#### Items from a figure collection
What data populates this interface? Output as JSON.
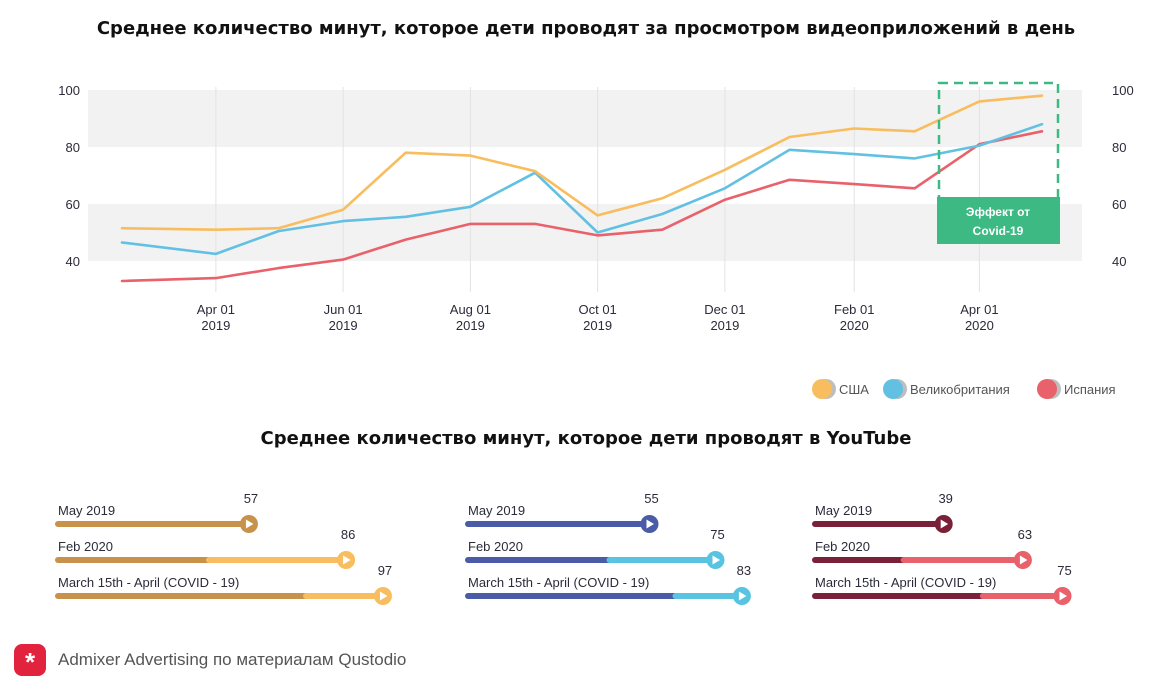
{
  "chart_data": [
    {
      "type": "line",
      "title": "Среднее количество минут, которое дети проводят за просмотром видеоприложений в день",
      "x": [
        "2019-02-15",
        "2019-04-01",
        "2019-05-01",
        "2019-06-01",
        "2019-07-01",
        "2019-08-01",
        "2019-09-01",
        "2019-10-01",
        "2019-11-01",
        "2019-12-01",
        "2020-01-01",
        "2020-02-01",
        "2020-03-01",
        "2020-04-01",
        "2020-05-01"
      ],
      "x_tick_labels": [
        [
          "Apr 01",
          "2019"
        ],
        [
          "Jun 01",
          "2019"
        ],
        [
          "Aug 01",
          "2019"
        ],
        [
          "Oct 01",
          "2019"
        ],
        [
          "Dec 01",
          "2019"
        ],
        [
          "Feb 01",
          "2020"
        ],
        [
          "Apr 01",
          "2020"
        ]
      ],
      "ylim": [
        33,
        100
      ],
      "y_ticks": [
        40,
        60,
        80,
        100
      ],
      "right_axis": true,
      "grid": "horizontal bands",
      "legend_position": "bottom-right",
      "series": [
        {
          "name": "США",
          "color": "#f8bd5e",
          "values": [
            51.5,
            51,
            51.5,
            58,
            78,
            77,
            71.5,
            56,
            62,
            72,
            83.5,
            86.5,
            85.5,
            96,
            98
          ]
        },
        {
          "name": "Великобритания",
          "color": "#62c0e2",
          "values": [
            46.5,
            42.5,
            50.5,
            54,
            55.5,
            59,
            71,
            50,
            56.5,
            65.5,
            79,
            77.5,
            76,
            80.5,
            88
          ]
        },
        {
          "name": "Испания",
          "color": "#e8616b",
          "values": [
            33,
            34,
            37.5,
            40.5,
            47.5,
            53,
            53,
            49,
            51,
            61.5,
            68.5,
            67,
            65.5,
            81,
            85.5
          ]
        }
      ],
      "annotation": {
        "text_line1": "Эффект от",
        "text_line2": "Covid-19",
        "color": "#3db984"
      }
    },
    {
      "type": "bar",
      "orientation": "horizontal",
      "title": "Среднее количество минут, которое дети проводят в YouTube",
      "categories": [
        "May 2019",
        "Feb 2020",
        "March 15th - April (COVID - 19)"
      ],
      "groups": [
        {
          "base_color": "#c8924a",
          "accent_color": "#f8bd5e",
          "values": [
            57,
            86,
            97
          ]
        },
        {
          "base_color": "#4a5ba8",
          "accent_color": "#58c4e2",
          "values": [
            55,
            75,
            83
          ]
        },
        {
          "base_color": "#7a2038",
          "accent_color": "#e8616b",
          "values": [
            39,
            63,
            75
          ]
        }
      ]
    }
  ],
  "footer": {
    "logo": "*",
    "text": "Admixer Advertising по материалам Qustodio"
  }
}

#### WRITTEN INSTRUCTION
Reproduce the whole listing word for word, setting aside any pictures.

#### OUTPUT OF THE EXERCISE
What data populates this interface? Output as JSON.
{
  "chart_data": [
    {
      "type": "line",
      "title": "Среднее количество минут, которое дети проводят за просмотром видеоприложений в день",
      "x": [
        "2019-02-15",
        "2019-04-01",
        "2019-05-01",
        "2019-06-01",
        "2019-07-01",
        "2019-08-01",
        "2019-09-01",
        "2019-10-01",
        "2019-11-01",
        "2019-12-01",
        "2020-01-01",
        "2020-02-01",
        "2020-03-01",
        "2020-04-01",
        "2020-05-01"
      ],
      "x_tick_labels": [
        [
          "Apr 01",
          "2019"
        ],
        [
          "Jun 01",
          "2019"
        ],
        [
          "Aug 01",
          "2019"
        ],
        [
          "Oct 01",
          "2019"
        ],
        [
          "Dec 01",
          "2019"
        ],
        [
          "Feb 01",
          "2020"
        ],
        [
          "Apr 01",
          "2020"
        ]
      ],
      "ylim": [
        33,
        100
      ],
      "y_ticks": [
        40,
        60,
        80,
        100
      ],
      "right_axis": true,
      "grid": "horizontal bands",
      "legend_position": "bottom-right",
      "series": [
        {
          "name": "США",
          "color": "#f8bd5e",
          "values": [
            51.5,
            51,
            51.5,
            58,
            78,
            77,
            71.5,
            56,
            62,
            72,
            83.5,
            86.5,
            85.5,
            96,
            98
          ]
        },
        {
          "name": "Великобритания",
          "color": "#62c0e2",
          "values": [
            46.5,
            42.5,
            50.5,
            54,
            55.5,
            59,
            71,
            50,
            56.5,
            65.5,
            79,
            77.5,
            76,
            80.5,
            88
          ]
        },
        {
          "name": "Испания",
          "color": "#e8616b",
          "values": [
            33,
            34,
            37.5,
            40.5,
            47.5,
            53,
            53,
            49,
            51,
            61.5,
            68.5,
            67,
            65.5,
            81,
            85.5
          ]
        }
      ],
      "annotation": {
        "text_line1": "Эффект от",
        "text_line2": "Covid-19",
        "color": "#3db984"
      }
    },
    {
      "type": "bar",
      "orientation": "horizontal",
      "title": "Среднее количество минут, которое дети проводят в YouTube",
      "categories": [
        "May 2019",
        "Feb 2020",
        "March 15th - April (COVID - 19)"
      ],
      "groups": [
        {
          "base_color": "#c8924a",
          "accent_color": "#f8bd5e",
          "values": [
            57,
            86,
            97
          ]
        },
        {
          "base_color": "#4a5ba8",
          "accent_color": "#58c4e2",
          "values": [
            55,
            75,
            83
          ]
        },
        {
          "base_color": "#7a2038",
          "accent_color": "#e8616b",
          "values": [
            39,
            63,
            75
          ]
        }
      ]
    }
  ],
  "footer": {
    "logo": "*",
    "text": "Admixer Advertising по материалам Qustodio"
  }
}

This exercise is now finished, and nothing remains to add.